Start of SUPPLIED MATERIAL

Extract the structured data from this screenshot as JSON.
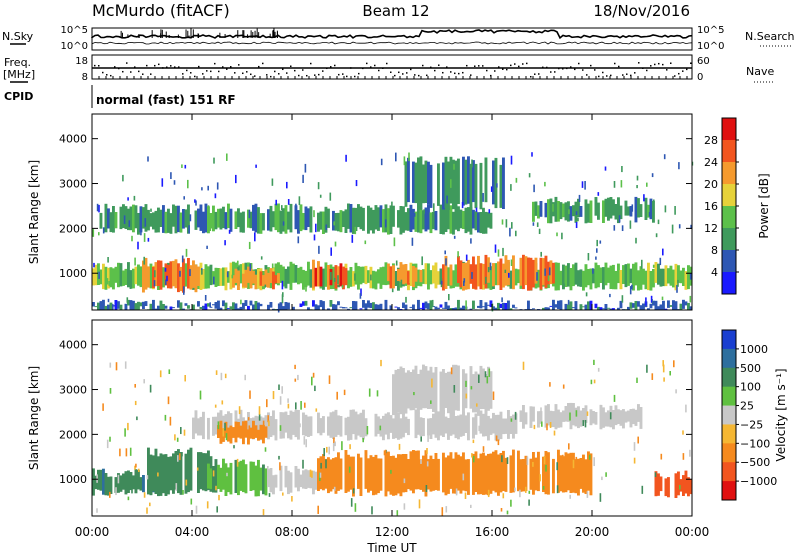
{
  "header": {
    "station": "McMurdo (fitACF)",
    "beam": "Beam 12",
    "date": "18/Nov/2016"
  },
  "strip": {
    "nsky_label": "N.Sky",
    "nsearch_label": "N.Search",
    "freq_label_1": "Freq.",
    "freq_label_2": "[MHz]",
    "nave_label": "Nave",
    "cpid_label": "CPID",
    "cpid_text": "normal (fast) 151 RF",
    "noise_left_ticks": [
      "10^5",
      "10^0"
    ],
    "noise_right_ticks": [
      "10^5",
      "10^0"
    ],
    "freq_ticks": [
      "18",
      "8"
    ],
    "nave_ticks": [
      "60",
      "0"
    ]
  },
  "chart_data": [
    {
      "type": "heatmap",
      "name": "power",
      "ylabel": "Slant Range [km]",
      "ylim": [
        180,
        4550
      ],
      "yticks": [
        1000,
        2000,
        3000,
        4000
      ],
      "xlim": [
        0,
        24
      ],
      "colorbar": {
        "label": "Power [dB]",
        "ticks": [
          4,
          8,
          12,
          16,
          20,
          24,
          28
        ],
        "colors": [
          "#1a1aff",
          "#2e57b3",
          "#3f9a5c",
          "#5cc04a",
          "#e6d23a",
          "#f59a2e",
          "#f2551f",
          "#e01010"
        ],
        "range": [
          0,
          32
        ]
      },
      "bands": [
        {
          "t0": 0.0,
          "t1": 24.0,
          "r0": 700,
          "r1": 1150,
          "value": 14
        },
        {
          "t0": 2.0,
          "t1": 4.3,
          "r0": 650,
          "r1": 1250,
          "value": 24
        },
        {
          "t0": 5.5,
          "t1": 7.5,
          "r0": 700,
          "r1": 1050,
          "value": 22
        },
        {
          "t0": 8.7,
          "t1": 10.3,
          "r0": 700,
          "r1": 1200,
          "value": 26
        },
        {
          "t0": 11.8,
          "t1": 13.2,
          "r0": 750,
          "r1": 1150,
          "value": 22
        },
        {
          "t0": 14.0,
          "t1": 18.5,
          "r0": 700,
          "r1": 1300,
          "value": 24
        },
        {
          "t0": 0.3,
          "t1": 16.0,
          "r0": 1950,
          "r1": 2450,
          "value": 10
        },
        {
          "t0": 12.5,
          "t1": 16.5,
          "r0": 2500,
          "r1": 3500,
          "value": 8
        },
        {
          "t0": 17.5,
          "t1": 22.5,
          "r0": 2200,
          "r1": 2600,
          "value": 10
        },
        {
          "t0": 0.0,
          "t1": 24.0,
          "r0": 200,
          "r1": 300,
          "value": 6
        }
      ]
    },
    {
      "type": "heatmap",
      "name": "velocity",
      "xlabel": "Time UT",
      "ylabel": "Slant Range [km]",
      "ylim": [
        180,
        4550
      ],
      "yticks": [
        1000,
        2000,
        3000,
        4000
      ],
      "xlim": [
        0,
        24
      ],
      "xticks": [
        "00:00",
        "04:00",
        "08:00",
        "12:00",
        "16:00",
        "20:00",
        "00:00"
      ],
      "colorbar": {
        "label": "Velocity [m s⁻¹]",
        "ticks": [
          "1000",
          "500",
          "100",
          "25",
          "−25",
          "−100",
          "−500",
          "−1000"
        ],
        "colors": [
          "#1a3fd0",
          "#2e6f9e",
          "#3f8a5a",
          "#5fc040",
          "#c8c8c8",
          "#f5b733",
          "#f58a1e",
          "#f2551f",
          "#e01010"
        ]
      },
      "bands": [
        {
          "t0": 0.0,
          "t1": 2.5,
          "r0": 700,
          "r1": 1150,
          "value": 450
        },
        {
          "t0": 2.2,
          "t1": 4.8,
          "r0": 700,
          "r1": 1600,
          "value": 400
        },
        {
          "t0": 4.5,
          "t1": 7.0,
          "r0": 700,
          "r1": 1350,
          "value": 80
        },
        {
          "t0": 7.0,
          "t1": 9.0,
          "r0": 750,
          "r1": 1200,
          "value": 0
        },
        {
          "t0": 9.0,
          "t1": 20.0,
          "r0": 700,
          "r1": 1550,
          "value": -200
        },
        {
          "t0": 22.5,
          "t1": 24.0,
          "r0": 650,
          "r1": 1100,
          "value": -700
        },
        {
          "t0": 4.0,
          "t1": 17.0,
          "r0": 1950,
          "r1": 2450,
          "value": 0
        },
        {
          "t0": 5.0,
          "t1": 7.0,
          "r0": 1850,
          "r1": 2200,
          "value": -300
        },
        {
          "t0": 12.0,
          "t1": 16.0,
          "r0": 2500,
          "r1": 3450,
          "value": 0
        },
        {
          "t0": 17.0,
          "t1": 22.0,
          "r0": 2200,
          "r1": 2600,
          "value": 0
        }
      ]
    }
  ]
}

End of SUPPLIED MATERIAL

» **WHAT IS BEING ASKED**: Exclude the images, then output the data above word for word.

» **COMPLETE OUTPUT**:
Extract the structured data from this screenshot as JSON.
{
  "header": {
    "station": "McMurdo (fitACF)",
    "beam": "Beam 12",
    "date": "18/Nov/2016"
  },
  "strip": {
    "nsky_label": "N.Sky",
    "nsearch_label": "N.Search",
    "freq_label_1": "Freq.",
    "freq_label_2": "[MHz]",
    "nave_label": "Nave",
    "cpid_label": "CPID",
    "cpid_text": "normal (fast) 151 RF",
    "noise_left_ticks": [
      "10^5",
      "10^0"
    ],
    "noise_right_ticks": [
      "10^5",
      "10^0"
    ],
    "freq_ticks": [
      "18",
      "8"
    ],
    "nave_ticks": [
      "60",
      "0"
    ]
  },
  "chart_data": [
    {
      "type": "heatmap",
      "name": "power",
      "ylabel": "Slant Range [km]",
      "ylim": [
        180,
        4550
      ],
      "yticks": [
        1000,
        2000,
        3000,
        4000
      ],
      "xlim": [
        0,
        24
      ],
      "colorbar": {
        "label": "Power [dB]",
        "ticks": [
          4,
          8,
          12,
          16,
          20,
          24,
          28
        ],
        "colors": [
          "#1a1aff",
          "#2e57b3",
          "#3f9a5c",
          "#5cc04a",
          "#e6d23a",
          "#f59a2e",
          "#f2551f",
          "#e01010"
        ],
        "range": [
          0,
          32
        ]
      },
      "bands": [
        {
          "t0": 0.0,
          "t1": 24.0,
          "r0": 700,
          "r1": 1150,
          "value": 14
        },
        {
          "t0": 2.0,
          "t1": 4.3,
          "r0": 650,
          "r1": 1250,
          "value": 24
        },
        {
          "t0": 5.5,
          "t1": 7.5,
          "r0": 700,
          "r1": 1050,
          "value": 22
        },
        {
          "t0": 8.7,
          "t1": 10.3,
          "r0": 700,
          "r1": 1200,
          "value": 26
        },
        {
          "t0": 11.8,
          "t1": 13.2,
          "r0": 750,
          "r1": 1150,
          "value": 22
        },
        {
          "t0": 14.0,
          "t1": 18.5,
          "r0": 700,
          "r1": 1300,
          "value": 24
        },
        {
          "t0": 0.3,
          "t1": 16.0,
          "r0": 1950,
          "r1": 2450,
          "value": 10
        },
        {
          "t0": 12.5,
          "t1": 16.5,
          "r0": 2500,
          "r1": 3500,
          "value": 8
        },
        {
          "t0": 17.5,
          "t1": 22.5,
          "r0": 2200,
          "r1": 2600,
          "value": 10
        },
        {
          "t0": 0.0,
          "t1": 24.0,
          "r0": 200,
          "r1": 300,
          "value": 6
        }
      ]
    },
    {
      "type": "heatmap",
      "name": "velocity",
      "xlabel": "Time UT",
      "ylabel": "Slant Range [km]",
      "ylim": [
        180,
        4550
      ],
      "yticks": [
        1000,
        2000,
        3000,
        4000
      ],
      "xlim": [
        0,
        24
      ],
      "xticks": [
        "00:00",
        "04:00",
        "08:00",
        "12:00",
        "16:00",
        "20:00",
        "00:00"
      ],
      "colorbar": {
        "label": "Velocity [m s⁻¹]",
        "ticks": [
          "1000",
          "500",
          "100",
          "25",
          "−25",
          "−100",
          "−500",
          "−1000"
        ],
        "colors": [
          "#1a3fd0",
          "#2e6f9e",
          "#3f8a5a",
          "#5fc040",
          "#c8c8c8",
          "#f5b733",
          "#f58a1e",
          "#f2551f",
          "#e01010"
        ]
      },
      "bands": [
        {
          "t0": 0.0,
          "t1": 2.5,
          "r0": 700,
          "r1": 1150,
          "value": 450
        },
        {
          "t0": 2.2,
          "t1": 4.8,
          "r0": 700,
          "r1": 1600,
          "value": 400
        },
        {
          "t0": 4.5,
          "t1": 7.0,
          "r0": 700,
          "r1": 1350,
          "value": 80
        },
        {
          "t0": 7.0,
          "t1": 9.0,
          "r0": 750,
          "r1": 1200,
          "value": 0
        },
        {
          "t0": 9.0,
          "t1": 20.0,
          "r0": 700,
          "r1": 1550,
          "value": -200
        },
        {
          "t0": 22.5,
          "t1": 24.0,
          "r0": 650,
          "r1": 1100,
          "value": -700
        },
        {
          "t0": 4.0,
          "t1": 17.0,
          "r0": 1950,
          "r1": 2450,
          "value": 0
        },
        {
          "t0": 5.0,
          "t1": 7.0,
          "r0": 1850,
          "r1": 2200,
          "value": -300
        },
        {
          "t0": 12.0,
          "t1": 16.0,
          "r0": 2500,
          "r1": 3450,
          "value": 0
        },
        {
          "t0": 17.0,
          "t1": 22.0,
          "r0": 2200,
          "r1": 2600,
          "value": 0
        }
      ]
    }
  ]
}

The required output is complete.